## Exercise directions
Each of the entries should be retyped precisely as it appears.

## Records for processing
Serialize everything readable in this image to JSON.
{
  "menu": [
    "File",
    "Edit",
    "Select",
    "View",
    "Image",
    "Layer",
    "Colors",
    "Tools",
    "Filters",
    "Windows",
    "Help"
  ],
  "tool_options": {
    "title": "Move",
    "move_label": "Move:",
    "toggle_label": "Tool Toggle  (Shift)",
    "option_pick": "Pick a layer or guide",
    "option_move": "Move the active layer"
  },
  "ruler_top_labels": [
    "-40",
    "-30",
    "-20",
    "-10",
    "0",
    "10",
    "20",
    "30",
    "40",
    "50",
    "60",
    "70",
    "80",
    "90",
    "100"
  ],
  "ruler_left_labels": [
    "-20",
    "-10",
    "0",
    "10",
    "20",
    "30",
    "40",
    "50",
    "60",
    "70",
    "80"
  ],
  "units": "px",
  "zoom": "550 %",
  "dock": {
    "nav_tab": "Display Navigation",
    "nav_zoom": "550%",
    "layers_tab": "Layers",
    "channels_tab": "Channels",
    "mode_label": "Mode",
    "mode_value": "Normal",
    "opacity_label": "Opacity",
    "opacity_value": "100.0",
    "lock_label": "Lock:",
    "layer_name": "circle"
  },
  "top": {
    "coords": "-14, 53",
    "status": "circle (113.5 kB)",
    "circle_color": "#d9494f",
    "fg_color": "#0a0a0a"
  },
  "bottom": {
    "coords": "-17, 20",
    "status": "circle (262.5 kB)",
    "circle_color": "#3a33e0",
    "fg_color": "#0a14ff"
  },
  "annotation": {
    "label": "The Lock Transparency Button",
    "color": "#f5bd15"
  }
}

## Result below
Serialize everything readable in this image to JSON.
{
  "menu": [
    "File",
    "Edit",
    "Select",
    "View",
    "Image",
    "Layer",
    "Colors",
    "Tools",
    "Filters",
    "Windows",
    "Help"
  ],
  "tool_options": {
    "title": "Move",
    "move_label": "Move:",
    "toggle_label": "Tool Toggle  (Shift)",
    "option_pick": "Pick a layer or guide",
    "option_move": "Move the active layer"
  },
  "ruler_top_labels": [
    "-40",
    "-30",
    "-20",
    "-10",
    "0",
    "10",
    "20",
    "30",
    "40",
    "50",
    "60",
    "70",
    "80",
    "90",
    "100"
  ],
  "ruler_left_labels": [
    "-20",
    "-10",
    "0",
    "10",
    "20",
    "30",
    "40",
    "50",
    "60",
    "70",
    "80"
  ],
  "units": "px",
  "zoom": "550 %",
  "dock": {
    "nav_tab": "Display Navigation",
    "nav_zoom": "550%",
    "layers_tab": "Layers",
    "channels_tab": "Channels",
    "mode_label": "Mode",
    "mode_value": "Normal",
    "opacity_label": "Opacity",
    "opacity_value": "100.0",
    "lock_label": "Lock:",
    "layer_name": "circle"
  },
  "top": {
    "coords": "-14, 53",
    "status": "circle (113.5 kB)",
    "circle_color": "#d9494f",
    "fg_color": "#0a0a0a"
  },
  "bottom": {
    "coords": "-17, 20",
    "status": "circle (262.5 kB)",
    "circle_color": "#3a33e0",
    "fg_color": "#0a14ff"
  },
  "annotation": {
    "label": "The Lock Transparency Button",
    "color": "#f5bd15"
  }
}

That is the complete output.